[WORK TO BE COMPLETED] Will you write out all the entries below exactly?

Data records
++++
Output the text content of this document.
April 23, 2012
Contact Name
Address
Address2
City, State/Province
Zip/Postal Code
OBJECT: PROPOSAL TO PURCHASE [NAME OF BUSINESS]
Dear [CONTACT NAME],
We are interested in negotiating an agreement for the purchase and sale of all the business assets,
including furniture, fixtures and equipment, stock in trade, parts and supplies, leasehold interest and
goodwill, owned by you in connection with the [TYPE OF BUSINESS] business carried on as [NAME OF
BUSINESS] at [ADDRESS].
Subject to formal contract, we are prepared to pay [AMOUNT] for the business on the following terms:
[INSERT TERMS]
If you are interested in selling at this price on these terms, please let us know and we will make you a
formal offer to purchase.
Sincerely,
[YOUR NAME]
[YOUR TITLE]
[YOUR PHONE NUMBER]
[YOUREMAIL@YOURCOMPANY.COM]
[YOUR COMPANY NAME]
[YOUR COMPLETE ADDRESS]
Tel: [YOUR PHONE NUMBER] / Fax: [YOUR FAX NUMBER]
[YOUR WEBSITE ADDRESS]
++++
[SOLUTION FOR THIS TASK]
Output the text content of this document.
April 23, 2012
Contact Name
Address
Address2
City, State/Province
Zip/Postal Code
OBJECT: PROPOSAL TO PURCHASE [NAME OF BUSINESS]
Dear [CONTACT NAME],
We are interested in negotiating an agreement for the purchase and sale of all the business assets,
including furniture, fixtures and equipment, stock in trade, parts and supplies, leasehold interest and
goodwill, owned by you in connection with the [TYPE OF BUSINESS] business carried on as [NAME OF
BUSINESS] at [ADDRESS].
Subject to formal contract, we are prepared to pay [AMOUNT] for the business on the following terms:
[INSERT TERMS]
If you are interested in selling at this price on these terms, please let us know and we will make you a
formal offer to purchase.
Sincerely,
[YOUR NAME]
[YOUR TITLE]
[YOUR PHONE NUMBER]
[YOUREMAIL@YOURCOMPANY.COM]
[YOUR COMPANY NAME]
[YOUR COMPLETE ADDRESS]
Tel: [YOUR PHONE NUMBER] / Fax: [YOUR FAX NUMBER]
[YOUR WEBSITE ADDRESS]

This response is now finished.